Collected data entries:
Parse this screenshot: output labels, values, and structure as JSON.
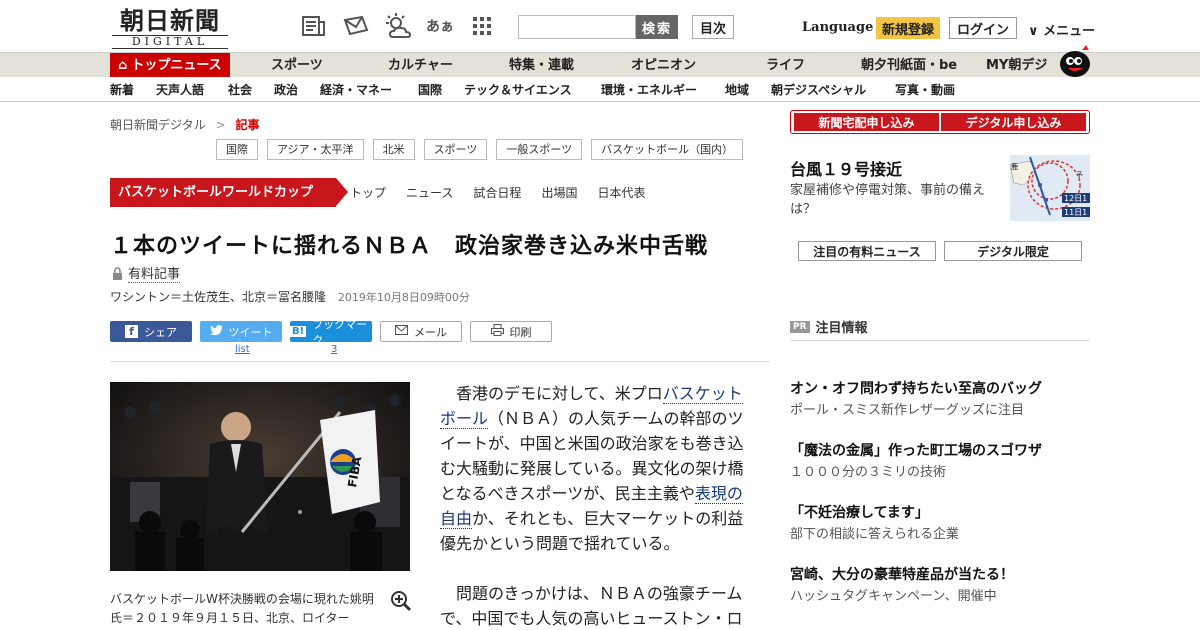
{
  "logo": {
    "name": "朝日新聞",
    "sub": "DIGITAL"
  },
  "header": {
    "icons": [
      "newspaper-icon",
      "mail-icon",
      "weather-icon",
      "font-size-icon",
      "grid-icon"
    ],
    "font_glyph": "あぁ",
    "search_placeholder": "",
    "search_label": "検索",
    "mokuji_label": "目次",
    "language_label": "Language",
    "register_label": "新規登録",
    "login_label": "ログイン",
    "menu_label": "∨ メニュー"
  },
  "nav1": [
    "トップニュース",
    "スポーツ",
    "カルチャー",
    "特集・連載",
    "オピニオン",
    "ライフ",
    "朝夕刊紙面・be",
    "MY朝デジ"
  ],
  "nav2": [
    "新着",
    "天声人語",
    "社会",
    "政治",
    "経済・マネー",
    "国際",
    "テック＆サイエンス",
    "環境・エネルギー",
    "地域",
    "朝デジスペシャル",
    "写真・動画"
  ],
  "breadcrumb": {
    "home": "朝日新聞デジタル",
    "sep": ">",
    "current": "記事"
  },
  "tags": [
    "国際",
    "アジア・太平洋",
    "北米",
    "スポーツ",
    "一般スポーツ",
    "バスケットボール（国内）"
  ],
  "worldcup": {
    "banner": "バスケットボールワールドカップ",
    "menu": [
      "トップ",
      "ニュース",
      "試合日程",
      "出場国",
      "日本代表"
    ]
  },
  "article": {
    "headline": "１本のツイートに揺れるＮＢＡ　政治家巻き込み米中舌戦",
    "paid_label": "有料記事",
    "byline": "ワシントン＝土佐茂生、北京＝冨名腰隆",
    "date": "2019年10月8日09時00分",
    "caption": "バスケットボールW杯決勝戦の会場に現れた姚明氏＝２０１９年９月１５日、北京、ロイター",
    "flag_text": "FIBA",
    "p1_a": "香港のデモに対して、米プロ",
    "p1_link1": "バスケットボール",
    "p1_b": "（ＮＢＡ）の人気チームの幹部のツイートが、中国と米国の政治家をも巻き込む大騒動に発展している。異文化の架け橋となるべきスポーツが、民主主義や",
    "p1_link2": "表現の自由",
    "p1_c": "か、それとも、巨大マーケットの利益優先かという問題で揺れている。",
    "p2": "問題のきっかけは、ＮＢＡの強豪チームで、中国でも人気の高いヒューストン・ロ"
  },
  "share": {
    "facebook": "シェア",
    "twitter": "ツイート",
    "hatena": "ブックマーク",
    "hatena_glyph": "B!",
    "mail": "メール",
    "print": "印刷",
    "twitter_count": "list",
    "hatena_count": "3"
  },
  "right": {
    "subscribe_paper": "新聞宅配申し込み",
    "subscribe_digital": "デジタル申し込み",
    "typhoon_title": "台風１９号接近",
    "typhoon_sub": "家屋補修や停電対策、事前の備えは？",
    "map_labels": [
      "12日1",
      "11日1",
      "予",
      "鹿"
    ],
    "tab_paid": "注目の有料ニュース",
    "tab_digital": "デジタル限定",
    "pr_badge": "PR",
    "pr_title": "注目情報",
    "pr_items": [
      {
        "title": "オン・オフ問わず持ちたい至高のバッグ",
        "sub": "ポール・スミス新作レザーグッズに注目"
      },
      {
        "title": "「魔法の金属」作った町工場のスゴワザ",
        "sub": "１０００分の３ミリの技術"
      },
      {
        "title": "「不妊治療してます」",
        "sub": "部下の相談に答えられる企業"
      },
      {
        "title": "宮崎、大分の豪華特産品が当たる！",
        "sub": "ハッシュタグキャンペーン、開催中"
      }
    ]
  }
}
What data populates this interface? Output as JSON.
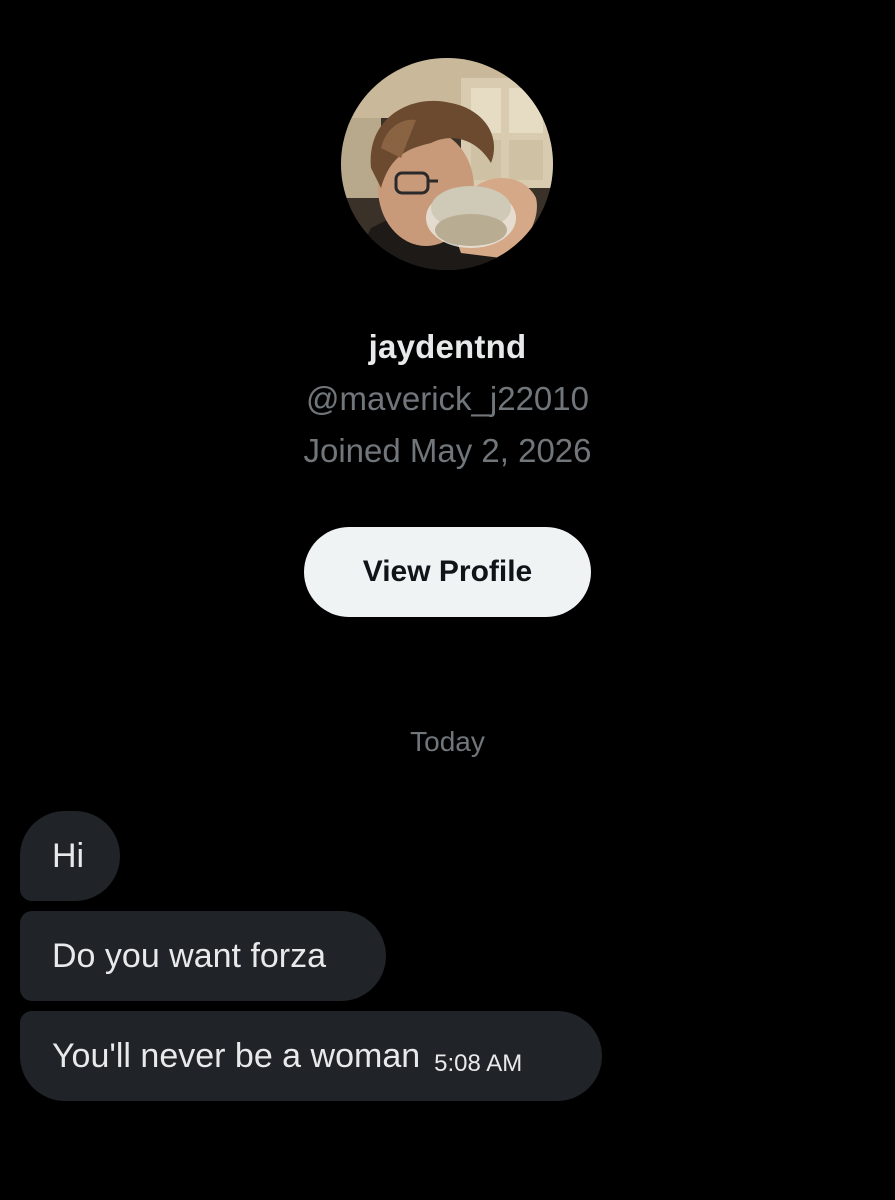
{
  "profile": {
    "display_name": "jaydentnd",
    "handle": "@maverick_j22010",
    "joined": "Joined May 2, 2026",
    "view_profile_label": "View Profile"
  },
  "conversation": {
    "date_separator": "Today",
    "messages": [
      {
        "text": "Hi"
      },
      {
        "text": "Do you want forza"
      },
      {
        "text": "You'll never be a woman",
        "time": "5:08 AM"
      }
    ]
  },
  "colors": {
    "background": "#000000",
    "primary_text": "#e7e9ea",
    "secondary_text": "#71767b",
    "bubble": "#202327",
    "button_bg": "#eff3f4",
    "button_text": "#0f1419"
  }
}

**To do**
Repeat each entry exactly as it appears; skip any picture.

**Written reply**
Parse this screenshot: output labels, values, and structure as JSON.
{
  "logo": {
    "name": "朝日新聞",
    "sub": "DIGITAL"
  },
  "header": {
    "icons": [
      "newspaper-icon",
      "mail-icon",
      "weather-icon",
      "font-size-icon",
      "grid-icon"
    ],
    "font_glyph": "あぁ",
    "search_placeholder": "",
    "search_label": "検索",
    "mokuji_label": "目次",
    "language_label": "Language",
    "register_label": "新規登録",
    "login_label": "ログイン",
    "menu_label": "∨ メニュー"
  },
  "nav1": [
    "トップニュース",
    "スポーツ",
    "カルチャー",
    "特集・連載",
    "オピニオン",
    "ライフ",
    "朝夕刊紙面・be",
    "MY朝デジ"
  ],
  "nav2": [
    "新着",
    "天声人語",
    "社会",
    "政治",
    "経済・マネー",
    "国際",
    "テック＆サイエンス",
    "環境・エネルギー",
    "地域",
    "朝デジスペシャル",
    "写真・動画"
  ],
  "breadcrumb": {
    "home": "朝日新聞デジタル",
    "sep": ">",
    "current": "記事"
  },
  "tags": [
    "国際",
    "アジア・太平洋",
    "北米",
    "スポーツ",
    "一般スポーツ",
    "バスケットボール（国内）"
  ],
  "worldcup": {
    "banner": "バスケットボールワールドカップ",
    "menu": [
      "トップ",
      "ニュース",
      "試合日程",
      "出場国",
      "日本代表"
    ]
  },
  "article": {
    "headline": "１本のツイートに揺れるＮＢＡ　政治家巻き込み米中舌戦",
    "paid_label": "有料記事",
    "byline": "ワシントン＝土佐茂生、北京＝冨名腰隆",
    "date": "2019年10月8日09時00分",
    "caption": "バスケットボールW杯決勝戦の会場に現れた姚明氏＝２０１９年９月１５日、北京、ロイター",
    "flag_text": "FIBA",
    "p1_a": "香港のデモに対して、米プロ",
    "p1_link1": "バスケットボール",
    "p1_b": "（ＮＢＡ）の人気チームの幹部のツイートが、中国と米国の政治家をも巻き込む大騒動に発展している。異文化の架け橋となるべきスポーツが、民主主義や",
    "p1_link2": "表現の自由",
    "p1_c": "か、それとも、巨大マーケットの利益優先かという問題で揺れている。",
    "p2": "問題のきっかけは、ＮＢＡの強豪チームで、中国でも人気の高いヒューストン・ロ"
  },
  "share": {
    "facebook": "シェア",
    "twitter": "ツイート",
    "hatena": "ブックマーク",
    "hatena_glyph": "B!",
    "mail": "メール",
    "print": "印刷",
    "twitter_count": "list",
    "hatena_count": "3"
  },
  "right": {
    "subscribe_paper": "新聞宅配申し込み",
    "subscribe_digital": "デジタル申し込み",
    "typhoon_title": "台風１９号接近",
    "typhoon_sub": "家屋補修や停電対策、事前の備えは？",
    "map_labels": [
      "12日1",
      "11日1",
      "予",
      "鹿"
    ],
    "tab_paid": "注目の有料ニュース",
    "tab_digital": "デジタル限定",
    "pr_badge": "PR",
    "pr_title": "注目情報",
    "pr_items": [
      {
        "title": "オン・オフ問わず持ちたい至高のバッグ",
        "sub": "ポール・スミス新作レザーグッズに注目"
      },
      {
        "title": "「魔法の金属」作った町工場のスゴワザ",
        "sub": "１０００分の３ミリの技術"
      },
      {
        "title": "「不妊治療してます」",
        "sub": "部下の相談に答えられる企業"
      },
      {
        "title": "宮崎、大分の豪華特産品が当たる！",
        "sub": "ハッシュタグキャンペーン、開催中"
      }
    ]
  }
}
What data populates this interface? Output as JSON.
{
  "profile": {
    "display_name": "jaydentnd",
    "handle": "@maverick_j22010",
    "joined": "Joined May 2, 2026",
    "view_profile_label": "View Profile"
  },
  "conversation": {
    "date_separator": "Today",
    "messages": [
      {
        "text": "Hi"
      },
      {
        "text": "Do you want forza"
      },
      {
        "text": "You'll never be a woman",
        "time": "5:08 AM"
      }
    ]
  },
  "colors": {
    "background": "#000000",
    "primary_text": "#e7e9ea",
    "secondary_text": "#71767b",
    "bubble": "#202327",
    "button_bg": "#eff3f4",
    "button_text": "#0f1419"
  }
}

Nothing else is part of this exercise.